* BEGIN SUPPLIED ENTRIES *

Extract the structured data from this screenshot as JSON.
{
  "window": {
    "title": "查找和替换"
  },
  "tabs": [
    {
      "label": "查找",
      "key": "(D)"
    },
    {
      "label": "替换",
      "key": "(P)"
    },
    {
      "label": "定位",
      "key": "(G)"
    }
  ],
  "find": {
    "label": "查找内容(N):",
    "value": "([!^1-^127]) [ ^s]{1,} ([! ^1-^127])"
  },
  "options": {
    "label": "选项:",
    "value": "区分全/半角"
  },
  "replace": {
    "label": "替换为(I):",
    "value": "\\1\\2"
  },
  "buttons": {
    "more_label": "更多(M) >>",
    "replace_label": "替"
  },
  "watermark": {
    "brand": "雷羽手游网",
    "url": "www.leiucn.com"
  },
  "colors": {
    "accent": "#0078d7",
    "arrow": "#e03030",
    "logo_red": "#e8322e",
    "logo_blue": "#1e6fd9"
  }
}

* END SUPPLIED ENTRIES *

- _REQUIRED TASK_:
Copy the material above, line for line.

- _SOLVED PROBLEM_:
Extract the structured data from this screenshot as JSON.
{
  "window": {
    "title": "查找和替换"
  },
  "tabs": [
    {
      "label": "查找",
      "key": "(D)"
    },
    {
      "label": "替换",
      "key": "(P)"
    },
    {
      "label": "定位",
      "key": "(G)"
    }
  ],
  "find": {
    "label": "查找内容(N):",
    "value": "([!^1-^127]) [ ^s]{1,} ([! ^1-^127])"
  },
  "options": {
    "label": "选项:",
    "value": "区分全/半角"
  },
  "replace": {
    "label": "替换为(I):",
    "value": "\\1\\2"
  },
  "buttons": {
    "more_label": "更多(M) >>",
    "replace_label": "替"
  },
  "watermark": {
    "brand": "雷羽手游网",
    "url": "www.leiucn.com"
  },
  "colors": {
    "accent": "#0078d7",
    "arrow": "#e03030",
    "logo_red": "#e8322e",
    "logo_blue": "#1e6fd9"
  }
}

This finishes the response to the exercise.